**DIRECTIONS:** Print all of the entries exactly, minus the pictures.

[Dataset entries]
┄┄┄┄┄┄┄┄┄┄
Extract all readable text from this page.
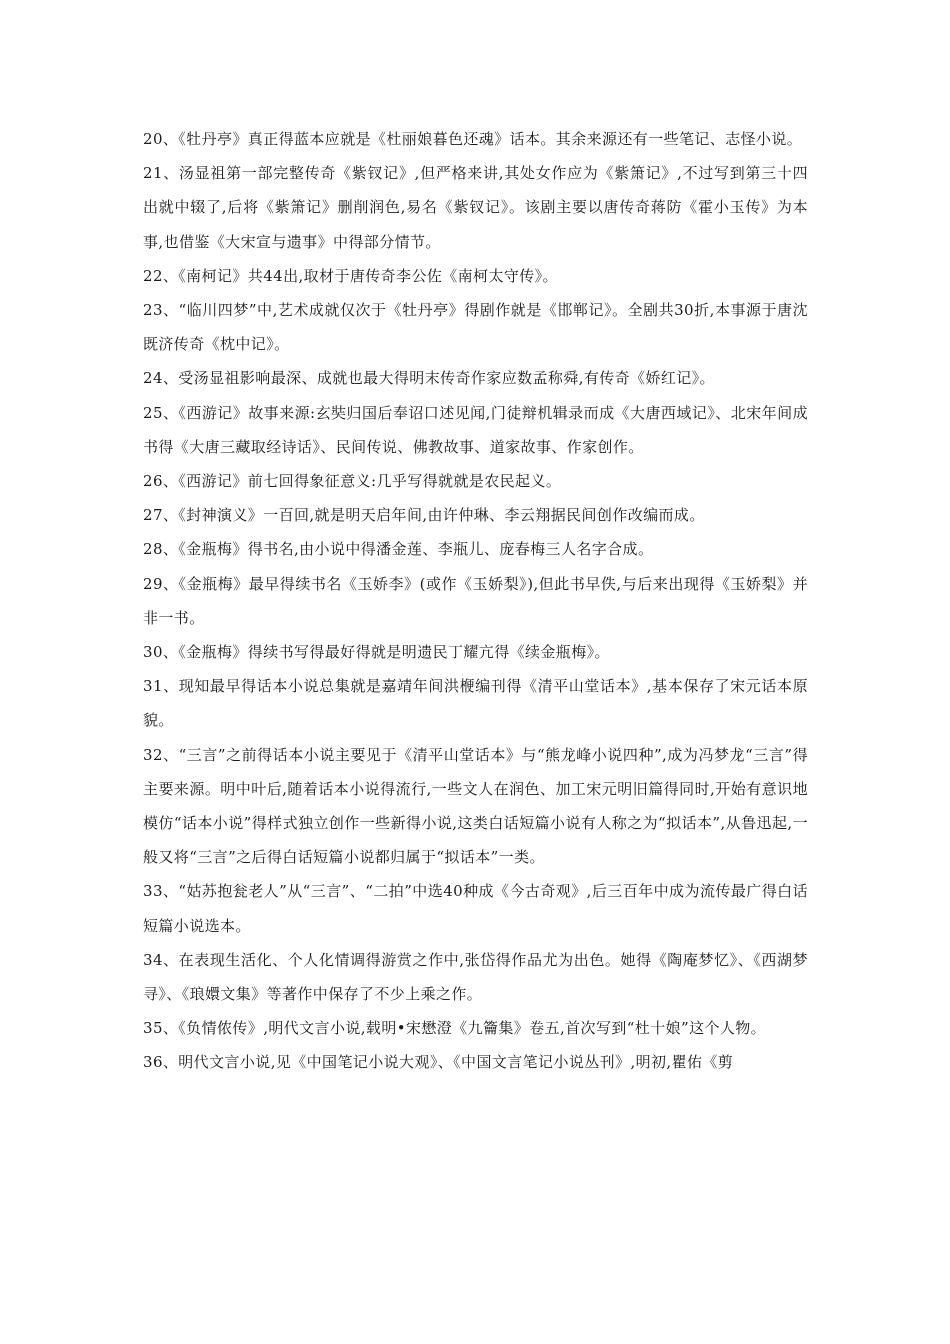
20、《牡丹亭》真正得蓝本应就是《杜丽娘暮色还魂》话本。其余来源还有一些笔记、志怪小说。

21、汤显祖第一部完整传奇《紫钗记》,但严格来讲,其处女作应为《紫箫记》,不过写到第三十四出就中辍了,后将《紫箫记》删削润色,易名《紫钗记》。该剧主要以唐传奇蒋防《霍小玉传》为本事,也借鉴《大宋宣与遗事》中得部分情节。

22、《南柯记》共44出,取材于唐传奇李公佐《南柯太守传》。

23、“临川四梦”中,艺术成就仅次于《牡丹亭》得剧作就是《邯郸记》。全剧共30折,本事源于唐沈既济传奇《枕中记》。

24、受汤显祖影响最深、成就也最大得明末传奇作家应数孟称舜,有传奇《娇红记》。

25、《西游记》故事来源:玄奘归国后奉诏口述见闻,门徒辩机辑录而成《大唐西域记》、北宋年间成书得《大唐三藏取经诗话》、民间传说、佛教故事、道家故事、作家创作。

26、《西游记》前七回得象征意义:几乎写得就就是农民起义。

27、《封神演义》一百回,就是明天启年间,由许仲琳、李云翔据民间创作改编而成。

28、《金瓶梅》得书名,由小说中得潘金莲、李瓶儿、庞春梅三人名字合成。

29、《金瓶梅》最早得续书名《玉娇李》(或作《玉娇梨》),但此书早佚,与后来出现得《玉娇梨》并非一书。

30、《金瓶梅》得续书写得最好得就是明遗民丁耀亢得《续金瓶梅》。

31、现知最早得话本小说总集就是嘉靖年间洪楩编刊得《清平山堂话本》,基本保存了宋元话本原貌。

32、“三言”之前得话本小说主要见于《清平山堂话本》与“熊龙峰小说四种”,成为冯梦龙“三言”得主要来源。明中叶后,随着话本小说得流行,一些文人在润色、加工宋元明旧篇得同时,开始有意识地模仿“话本小说”得样式独立创作一些新得小说,这类白话短篇小说有人称之为“拟话本”,从鲁迅起,一般又将“三言”之后得白话短篇小说都归属于“拟话本”一类。

33、“姑苏抱瓮老人”从“三言”、“二拍”中选40种成《今古奇观》,后三百年中成为流传最广得白话短篇小说选本。

34、在表现生活化、个人化情调得游赏之作中,张岱得作品尤为出色。她得《陶庵梦忆》、《西湖梦寻》、《琅嬛文集》等著作中保存了不少上乘之作。

35、《负情侬传》,明代文言小说,载明•宋懋澄《九籥集》卷五,首次写到“杜十娘”这个人物。

36、明代文言小说,见《中国笔记小说大观》、《中国文言笔记小说丛刊》,明初,瞿佑《剪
┄┄┄┄┄┄┄┄┄┄
**RESPONSE TO THIS EXERCISE:**
Extract all readable text from this page.
20、《牡丹亭》真正得蓝本应就是《杜丽娘暮色还魂》话本。其余来源还有一些笔记、志怪小说。

21、汤显祖第一部完整传奇《紫钗记》,但严格来讲,其处女作应为《紫箫记》,不过写到第三十四出就中辍了,后将《紫箫记》删削润色,易名《紫钗记》。该剧主要以唐传奇蒋防《霍小玉传》为本事,也借鉴《大宋宣与遗事》中得部分情节。

22、《南柯记》共44出,取材于唐传奇李公佐《南柯太守传》。

23、“临川四梦”中,艺术成就仅次于《牡丹亭》得剧作就是《邯郸记》。全剧共30折,本事源于唐沈既济传奇《枕中记》。

24、受汤显祖影响最深、成就也最大得明末传奇作家应数孟称舜,有传奇《娇红记》。

25、《西游记》故事来源:玄奘归国后奉诏口述见闻,门徒辩机辑录而成《大唐西域记》、北宋年间成书得《大唐三藏取经诗话》、民间传说、佛教故事、道家故事、作家创作。

26、《西游记》前七回得象征意义:几乎写得就就是农民起义。

27、《封神演义》一百回,就是明天启年间,由许仲琳、李云翔据民间创作改编而成。

28、《金瓶梅》得书名,由小说中得潘金莲、李瓶儿、庞春梅三人名字合成。

29、《金瓶梅》最早得续书名《玉娇李》(或作《玉娇梨》),但此书早佚,与后来出现得《玉娇梨》并非一书。

30、《金瓶梅》得续书写得最好得就是明遗民丁耀亢得《续金瓶梅》。

31、现知最早得话本小说总集就是嘉靖年间洪楩编刊得《清平山堂话本》,基本保存了宋元话本原貌。

32、“三言”之前得话本小说主要见于《清平山堂话本》与“熊龙峰小说四种”,成为冯梦龙“三言”得主要来源。明中叶后,随着话本小说得流行,一些文人在润色、加工宋元明旧篇得同时,开始有意识地模仿“话本小说”得样式独立创作一些新得小说,这类白话短篇小说有人称之为“拟话本”,从鲁迅起,一般又将“三言”之后得白话短篇小说都归属于“拟话本”一类。

33、“姑苏抱瓮老人”从“三言”、“二拍”中选40种成《今古奇观》,后三百年中成为流传最广得白话短篇小说选本。

34、在表现生活化、个人化情调得游赏之作中,张岱得作品尤为出色。她得《陶庵梦忆》、《西湖梦寻》、《琅嬛文集》等著作中保存了不少上乘之作。

35、《负情侬传》,明代文言小说,载明•宋懋澄《九籥集》卷五,首次写到“杜十娘”这个人物。

36、明代文言小说,见《中国笔记小说大观》、《中国文言笔记小说丛刊》,明初,瞿佑《剪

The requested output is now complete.